-------- Given entries

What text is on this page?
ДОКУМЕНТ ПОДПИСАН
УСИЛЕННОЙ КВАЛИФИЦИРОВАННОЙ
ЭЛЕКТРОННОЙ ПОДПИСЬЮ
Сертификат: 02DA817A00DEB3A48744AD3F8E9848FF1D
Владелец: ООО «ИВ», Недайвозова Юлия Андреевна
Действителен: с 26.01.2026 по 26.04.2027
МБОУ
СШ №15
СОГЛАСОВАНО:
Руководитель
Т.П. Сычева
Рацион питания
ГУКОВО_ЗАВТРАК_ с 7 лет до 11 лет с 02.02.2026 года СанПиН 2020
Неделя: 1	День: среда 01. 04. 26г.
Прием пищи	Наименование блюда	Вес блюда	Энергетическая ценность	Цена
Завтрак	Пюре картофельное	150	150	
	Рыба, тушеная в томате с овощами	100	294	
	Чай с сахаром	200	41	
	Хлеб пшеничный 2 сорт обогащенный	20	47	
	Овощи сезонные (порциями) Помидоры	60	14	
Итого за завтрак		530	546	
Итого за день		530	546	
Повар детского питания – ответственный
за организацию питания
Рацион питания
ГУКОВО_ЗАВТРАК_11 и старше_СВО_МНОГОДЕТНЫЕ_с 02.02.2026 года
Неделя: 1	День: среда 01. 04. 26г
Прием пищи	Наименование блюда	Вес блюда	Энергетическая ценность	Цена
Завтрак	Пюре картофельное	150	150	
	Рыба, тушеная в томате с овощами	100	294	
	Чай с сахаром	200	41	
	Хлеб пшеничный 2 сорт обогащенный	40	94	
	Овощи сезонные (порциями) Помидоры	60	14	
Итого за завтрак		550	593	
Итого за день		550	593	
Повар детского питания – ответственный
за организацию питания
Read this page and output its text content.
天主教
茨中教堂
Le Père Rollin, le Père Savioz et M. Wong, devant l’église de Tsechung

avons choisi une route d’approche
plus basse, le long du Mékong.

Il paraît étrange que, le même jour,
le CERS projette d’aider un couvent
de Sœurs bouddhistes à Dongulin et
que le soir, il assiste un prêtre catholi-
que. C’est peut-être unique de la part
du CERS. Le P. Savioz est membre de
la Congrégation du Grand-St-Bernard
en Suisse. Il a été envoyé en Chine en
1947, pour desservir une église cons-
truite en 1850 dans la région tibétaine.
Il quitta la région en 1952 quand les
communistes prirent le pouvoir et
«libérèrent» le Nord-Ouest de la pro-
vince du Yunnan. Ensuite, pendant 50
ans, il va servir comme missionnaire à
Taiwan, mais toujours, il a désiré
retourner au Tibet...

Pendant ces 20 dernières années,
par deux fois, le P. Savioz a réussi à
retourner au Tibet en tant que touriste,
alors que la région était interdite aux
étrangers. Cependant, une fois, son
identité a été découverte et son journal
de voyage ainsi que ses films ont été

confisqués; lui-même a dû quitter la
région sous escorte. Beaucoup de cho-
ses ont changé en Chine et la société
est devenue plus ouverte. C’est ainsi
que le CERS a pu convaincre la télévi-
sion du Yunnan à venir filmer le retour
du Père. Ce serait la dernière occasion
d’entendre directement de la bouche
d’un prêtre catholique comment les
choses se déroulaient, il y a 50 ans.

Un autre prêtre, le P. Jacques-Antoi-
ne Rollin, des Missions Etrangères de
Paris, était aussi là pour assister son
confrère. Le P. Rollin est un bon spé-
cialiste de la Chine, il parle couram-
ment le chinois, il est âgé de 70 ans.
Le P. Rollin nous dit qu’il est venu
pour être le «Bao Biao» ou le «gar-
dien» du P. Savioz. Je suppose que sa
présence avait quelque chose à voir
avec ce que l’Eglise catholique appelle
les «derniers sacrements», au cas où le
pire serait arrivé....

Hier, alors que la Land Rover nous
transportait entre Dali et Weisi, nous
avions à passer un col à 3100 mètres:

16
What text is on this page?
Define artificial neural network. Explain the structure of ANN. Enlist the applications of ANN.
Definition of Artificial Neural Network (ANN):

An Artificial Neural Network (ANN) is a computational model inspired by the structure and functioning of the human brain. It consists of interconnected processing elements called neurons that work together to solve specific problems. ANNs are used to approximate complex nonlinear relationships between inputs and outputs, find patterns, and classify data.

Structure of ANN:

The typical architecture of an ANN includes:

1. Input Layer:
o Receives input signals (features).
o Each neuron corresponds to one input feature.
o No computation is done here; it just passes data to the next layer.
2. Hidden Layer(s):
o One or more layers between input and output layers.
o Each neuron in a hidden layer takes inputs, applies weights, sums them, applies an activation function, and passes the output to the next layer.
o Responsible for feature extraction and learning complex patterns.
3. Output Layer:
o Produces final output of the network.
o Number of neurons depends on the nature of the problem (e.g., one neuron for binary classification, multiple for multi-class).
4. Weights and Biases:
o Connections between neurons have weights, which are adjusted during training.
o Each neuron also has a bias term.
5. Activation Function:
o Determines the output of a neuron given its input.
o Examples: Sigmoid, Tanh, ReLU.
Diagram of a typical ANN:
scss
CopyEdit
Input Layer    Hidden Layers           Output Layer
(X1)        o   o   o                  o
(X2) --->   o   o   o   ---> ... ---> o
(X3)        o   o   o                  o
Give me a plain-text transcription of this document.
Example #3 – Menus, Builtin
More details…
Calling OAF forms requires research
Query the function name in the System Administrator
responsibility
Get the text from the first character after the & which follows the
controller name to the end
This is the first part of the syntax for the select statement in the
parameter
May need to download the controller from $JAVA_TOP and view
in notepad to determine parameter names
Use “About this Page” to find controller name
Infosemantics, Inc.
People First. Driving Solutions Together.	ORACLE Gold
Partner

----------------

§ Set problem:
Extract each entry in full, exactly as given.

§ Written response:
What text is on this page?
ДОКУМЕНТ ПОДПИСАН
УСИЛЕННОЙ КВАЛИФИЦИРОВАННОЙ
ЭЛЕКТРОННОЙ ПОДПИСЬЮ
Сертификат: 02DA817A00DEB3A48744AD3F8E9848FF1D
Владелец: ООО «ИВ», Недайвозова Юлия Андреевна
Действителен: с 26.01.2026 по 26.04.2027
МБОУ
СШ №15
СОГЛАСОВАНО:
Руководитель
Т.П. Сычева
Рацион питания
ГУКОВО_ЗАВТРАК_ с 7 лет до 11 лет с 02.02.2026 года СанПиН 2020
Неделя: 1	День: среда 01. 04. 26г.
Прием пищи	Наименование блюда	Вес блюда	Энергетическая ценность	Цена
Завтрак	Пюре картофельное	150	150	
	Рыба, тушеная в томате с овощами	100	294	
	Чай с сахаром	200	41	
	Хлеб пшеничный 2 сорт обогащенный	20	47	
	Овощи сезонные (порциями) Помидоры	60	14	
Итого за завтрак		530	546	
Итого за день		530	546	
Повар детского питания – ответственный
за организацию питания
Рацион питания
ГУКОВО_ЗАВТРАК_11 и старше_СВО_МНОГОДЕТНЫЕ_с 02.02.2026 года
Неделя: 1	День: среда 01. 04. 26г
Прием пищи	Наименование блюда	Вес блюда	Энергетическая ценность	Цена
Завтрак	Пюре картофельное	150	150	
	Рыба, тушеная в томате с овощами	100	294	
	Чай с сахаром	200	41	
	Хлеб пшеничный 2 сорт обогащенный	40	94	
	Овощи сезонные (порциями) Помидоры	60	14	
Итого за завтрак		550	593	
Итого за день		550	593	
Повар детского питания – ответственный
за организацию питания
Read this page and output its text content.
天主教
茨中教堂
Le Père Rollin, le Père Savioz et M. Wong, devant l’église de Tsechung

avons choisi une route d’approche
plus basse, le long du Mékong.

Il paraît étrange que, le même jour,
le CERS projette d’aider un couvent
de Sœurs bouddhistes à Dongulin et
que le soir, il assiste un prêtre catholi-
que. C’est peut-être unique de la part
du CERS. Le P. Savioz est membre de
la Congrégation du Grand-St-Bernard
en Suisse. Il a été envoyé en Chine en
1947, pour desservir une église cons-
truite en 1850 dans la région tibétaine.
Il quitta la région en 1952 quand les
communistes prirent le pouvoir et
«libérèrent» le Nord-Ouest de la pro-
vince du Yunnan. Ensuite, pendant 50
ans, il va servir comme missionnaire à
Taiwan, mais toujours, il a désiré
retourner au Tibet...

Pendant ces 20 dernières années,
par deux fois, le P. Savioz a réussi à
retourner au Tibet en tant que touriste,
alors que la région était interdite aux
étrangers. Cependant, une fois, son
identité a été découverte et son journal
de voyage ainsi que ses films ont été

confisqués; lui-même a dû quitter la
région sous escorte. Beaucoup de cho-
ses ont changé en Chine et la société
est devenue plus ouverte. C’est ainsi
que le CERS a pu convaincre la télévi-
sion du Yunnan à venir filmer le retour
du Père. Ce serait la dernière occasion
d’entendre directement de la bouche
d’un prêtre catholique comment les
choses se déroulaient, il y a 50 ans.

Un autre prêtre, le P. Jacques-Antoi-
ne Rollin, des Missions Etrangères de
Paris, était aussi là pour assister son
confrère. Le P. Rollin est un bon spé-
cialiste de la Chine, il parle couram-
ment le chinois, il est âgé de 70 ans.
Le P. Rollin nous dit qu’il est venu
pour être le «Bao Biao» ou le «gar-
dien» du P. Savioz. Je suppose que sa
présence avait quelque chose à voir
avec ce que l’Eglise catholique appelle
les «derniers sacrements», au cas où le
pire serait arrivé....

Hier, alors que la Land Rover nous
transportait entre Dali et Weisi, nous
avions à passer un col à 3100 mètres:

16
What text is on this page?
Define artificial neural network. Explain the structure of ANN. Enlist the applications of ANN.
Definition of Artificial Neural Network (ANN):

An Artificial Neural Network (ANN) is a computational model inspired by the structure and functioning of the human brain. It consists of interconnected processing elements called neurons that work together to solve specific problems. ANNs are used to approximate complex nonlinear relationships between inputs and outputs, find patterns, and classify data.

Structure of ANN:

The typical architecture of an ANN includes:

1. Input Layer:
o Receives input signals (features).
o Each neuron corresponds to one input feature.
o No computation is done here; it just passes data to the next layer.
2. Hidden Layer(s):
o One or more layers between input and output layers.
o Each neuron in a hidden layer takes inputs, applies weights, sums them, applies an activation function, and passes the output to the next layer.
o Responsible for feature extraction and learning complex patterns.
3. Output Layer:
o Produces final output of the network.
o Number of neurons depends on the nature of the problem (e.g., one neuron for binary classification, multiple for multi-class).
4. Weights and Biases:
o Connections between neurons have weights, which are adjusted during training.
o Each neuron also has a bias term.
5. Activation Function:
o Determines the output of a neuron given its input.
o Examples: Sigmoid, Tanh, ReLU.
Diagram of a typical ANN:
scss
CopyEdit
Input Layer    Hidden Layers           Output Layer
(X1)        o   o   o                  o
(X2) --->   o   o   o   ---> ... ---> o
(X3)        o   o   o                  o
Give me a plain-text transcription of this document.
Example #3 – Menus, Builtin
More details…
Calling OAF forms requires research
Query the function name in the System Administrator
responsibility
Get the text from the first character after the & which follows the
controller name to the end
This is the first part of the syntax for the select statement in the
parameter
May need to download the controller from $JAVA_TOP and view
in notepad to determine parameter names
Use “About this Page” to find controller name
Infosemantics, Inc.
People First. Driving Solutions Together.	ORACLE Gold
Partner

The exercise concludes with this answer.